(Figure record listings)
•••••

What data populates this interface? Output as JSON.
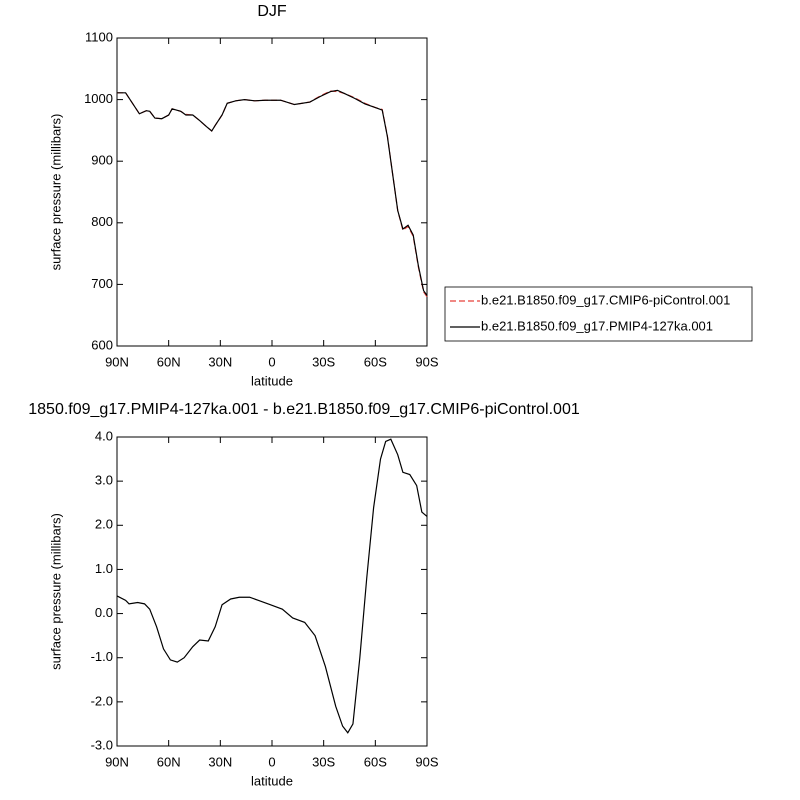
{
  "chart_data": [
    {
      "type": "line",
      "title": "DJF",
      "x_label": "latitude",
      "y_label": "surface pressure (millibars)",
      "x": [
        90,
        85,
        77,
        73,
        71,
        68,
        64,
        60,
        58,
        53,
        50,
        46,
        42,
        38,
        35,
        33,
        29,
        26,
        21,
        16,
        10,
        4,
        -5,
        -13,
        -22,
        -28,
        -34,
        -38,
        -42,
        -48,
        -54,
        -60,
        -64,
        -67,
        -70,
        -73,
        -76,
        -79,
        -82,
        -85,
        -88,
        -90
      ],
      "series": [
        {
          "name": "b.e21.B1850.f09_g17.CMIP6-piControl.001",
          "color": "#e8413b",
          "line_style": "dashed",
          "values": [
            1011,
            1011,
            977,
            982,
            981,
            970,
            969,
            975,
            985,
            981,
            976,
            975,
            966,
            956,
            949,
            958,
            975,
            994,
            998,
            1000,
            998,
            999,
            999,
            992,
            996,
            1006,
            1014,
            1013,
            1010,
            1003,
            994,
            987,
            984,
            941,
            880,
            820,
            788,
            794,
            778,
            728,
            688,
            680
          ]
        },
        {
          "name": "b.e21.B1850.f09_g17.PMIP4-127ka.001",
          "color": "#000000",
          "line_style": "solid",
          "values": [
            1011,
            1011,
            977,
            982,
            981,
            970,
            969,
            975,
            985,
            981,
            975,
            975,
            966,
            956,
            949,
            958,
            975,
            994,
            998,
            1000,
            998,
            999,
            999,
            992,
            996,
            1005,
            1013,
            1015,
            1010,
            1002,
            993,
            987,
            983,
            940,
            880,
            820,
            790,
            796,
            780,
            730,
            690,
            682
          ]
        }
      ],
      "xlim": [
        90,
        -90
      ],
      "xticks": [
        {
          "value": 90,
          "label": "90N"
        },
        {
          "value": 60,
          "label": "60N"
        },
        {
          "value": 30,
          "label": "30N"
        },
        0,
        {
          "value": -30,
          "label": "30S"
        },
        {
          "value": -60,
          "label": "60S"
        },
        {
          "value": -90,
          "label": "90S"
        }
      ],
      "ylim": [
        600,
        1100
      ],
      "yticks": [
        600,
        700,
        800,
        900,
        1000,
        1100
      ],
      "legend": "right"
    },
    {
      "type": "line",
      "title": "1850.f09_g17.PMIP4-127ka.001 - b.e21.B1850.f09_g17.CMIP6-piControl.001",
      "x_label": "latitude",
      "y_label": "surface pressure (millibars)",
      "x": [
        90,
        85,
        83,
        78,
        74,
        71,
        67,
        63,
        59,
        55,
        51,
        46,
        42,
        37,
        33,
        29,
        24,
        19,
        13,
        8,
        1,
        -6,
        -12,
        -19,
        -25,
        -31,
        -37,
        -41,
        -44,
        -47,
        -51,
        -55,
        -59,
        -63,
        -66,
        -69,
        -73,
        -76,
        -80,
        -84,
        -87,
        -90
      ],
      "values": [
        0.4,
        0.3,
        0.22,
        0.25,
        0.22,
        0.1,
        -0.3,
        -0.8,
        -1.05,
        -1.1,
        -1.0,
        -0.75,
        -0.6,
        -0.62,
        -0.3,
        0.2,
        0.33,
        0.37,
        0.37,
        0.3,
        0.2,
        0.1,
        -0.1,
        -0.2,
        -0.5,
        -1.2,
        -2.1,
        -2.55,
        -2.7,
        -2.5,
        -1.0,
        0.8,
        2.4,
        3.5,
        3.9,
        3.95,
        3.6,
        3.2,
        3.15,
        2.9,
        2.3,
        2.2
      ],
      "color": "#000000",
      "xlim": [
        90,
        -90
      ],
      "xticks": [
        {
          "value": 90,
          "label": "90N"
        },
        {
          "value": 60,
          "label": "60N"
        },
        {
          "value": 30,
          "label": "30N"
        },
        0,
        {
          "value": -30,
          "label": "30S"
        },
        {
          "value": -60,
          "label": "60S"
        },
        {
          "value": -90,
          "label": "90S"
        }
      ],
      "ylim": [
        -3,
        4
      ],
      "yticks": [
        {
          "value": -3,
          "label": "-3.0"
        },
        {
          "value": -2,
          "label": "-2.0"
        },
        {
          "value": -1,
          "label": "-1.0"
        },
        {
          "value": 0,
          "label": "0.0"
        },
        {
          "value": 1,
          "label": "1.0"
        },
        {
          "value": 2,
          "label": "2.0"
        },
        {
          "value": 3,
          "label": "3.0"
        },
        {
          "value": 4,
          "label": "4.0"
        }
      ]
    }
  ]
}
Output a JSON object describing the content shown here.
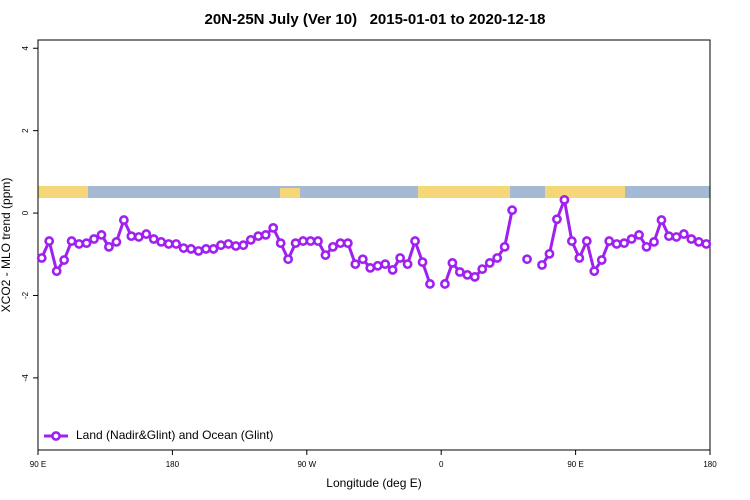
{
  "chart_data": {
    "type": "line",
    "title": "20N-25N July (Ver 10)   2015-01-01 to 2020-12-18",
    "x_label": "Longitude (deg E)",
    "y_label": "XCO2 - MLO trend (ppm)",
    "xlim": [
      90,
      540
    ],
    "ylim": [
      -5.75,
      4.2
    ],
    "xticks": [
      {
        "value": 90,
        "label": "90 E"
      },
      180,
      {
        "value": 270,
        "label": "90 W"
      },
      {
        "value": 360,
        "label": "0"
      },
      {
        "value": 450,
        "label": "90 E"
      },
      {
        "value": 540,
        "label": "180"
      }
    ],
    "yticks": [
      -4,
      -2,
      0,
      2,
      4
    ],
    "legend": "bottom-left",
    "x": [
      92.5,
      97.5,
      102.5,
      107.5,
      112.5,
      117.5,
      122.5,
      127.5,
      132.5,
      137.5,
      142.5,
      147.5,
      152.5,
      157.5,
      162.5,
      167.5,
      172.5,
      177.5,
      182.5,
      187.5,
      192.5,
      197.5,
      202.5,
      207.5,
      212.5,
      217.5,
      222.5,
      227.5,
      232.5,
      237.5,
      242.5,
      247.5,
      252.5,
      257.5,
      262.5,
      267.5,
      272.5,
      277.5,
      282.5,
      287.5,
      292.5,
      297.5,
      302.5,
      307.5,
      312.5,
      317.5,
      322.5,
      327.5,
      332.5,
      337.5,
      342.5,
      347.5,
      352.5,
      357.5,
      362.5,
      367.5,
      372.5,
      377.5,
      382.5,
      387.5,
      392.5,
      397.5,
      402.5,
      407.5,
      412.5,
      417.5,
      422.5,
      427.5,
      432.5,
      437.5,
      442.5,
      447.5,
      452.5,
      457.5,
      462.5,
      467.5,
      472.5,
      477.5,
      482.5,
      487.5,
      492.5,
      497.5,
      502.5,
      507.5,
      512.5,
      517.5,
      522.5,
      527.5,
      532.5,
      537.5
    ],
    "series": [
      {
        "name": "Land (Nadir&Glint) and Ocean (Glint)",
        "color": "#a020f0",
        "values": [
          -1.09,
          -0.68,
          -1.41,
          -1.14,
          -0.68,
          -0.75,
          -0.73,
          -0.63,
          -0.53,
          -0.82,
          -0.7,
          -0.17,
          -0.56,
          -0.58,
          -0.51,
          -0.63,
          -0.7,
          -0.75,
          -0.75,
          -0.85,
          -0.87,
          -0.92,
          -0.87,
          -0.87,
          -0.78,
          -0.75,
          -0.8,
          -0.78,
          -0.65,
          -0.56,
          -0.53,
          -0.36,
          -0.73,
          -1.12,
          -0.73,
          -0.68,
          -0.68,
          -0.68,
          -1.02,
          -0.82,
          -0.73,
          -0.73,
          -1.24,
          -1.12,
          -1.33,
          -1.28,
          -1.24,
          -1.38,
          -1.09,
          -1.24,
          -0.68,
          -1.19,
          -1.72,
          null,
          -1.72,
          -1.21,
          -1.43,
          -1.5,
          -1.55,
          -1.36,
          -1.21,
          -1.09,
          -0.82,
          0.07,
          null,
          -1.12,
          null,
          -1.26,
          -0.99,
          -0.15,
          0.32,
          -0.68,
          -1.09,
          -0.68,
          -1.41,
          -1.14,
          -0.68,
          -0.75,
          -0.73,
          -0.63,
          -0.53,
          -0.82,
          -0.7,
          -0.17,
          -0.56,
          -0.58,
          -0.51,
          -0.63,
          -0.7,
          -0.75
        ]
      }
    ]
  }
}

•••••

▶ _WHAT IS BEING ASKED_:
What is the number of lines holding the word "title"? State it alone.

▶ _OUTPUT OF THE TASK_:
3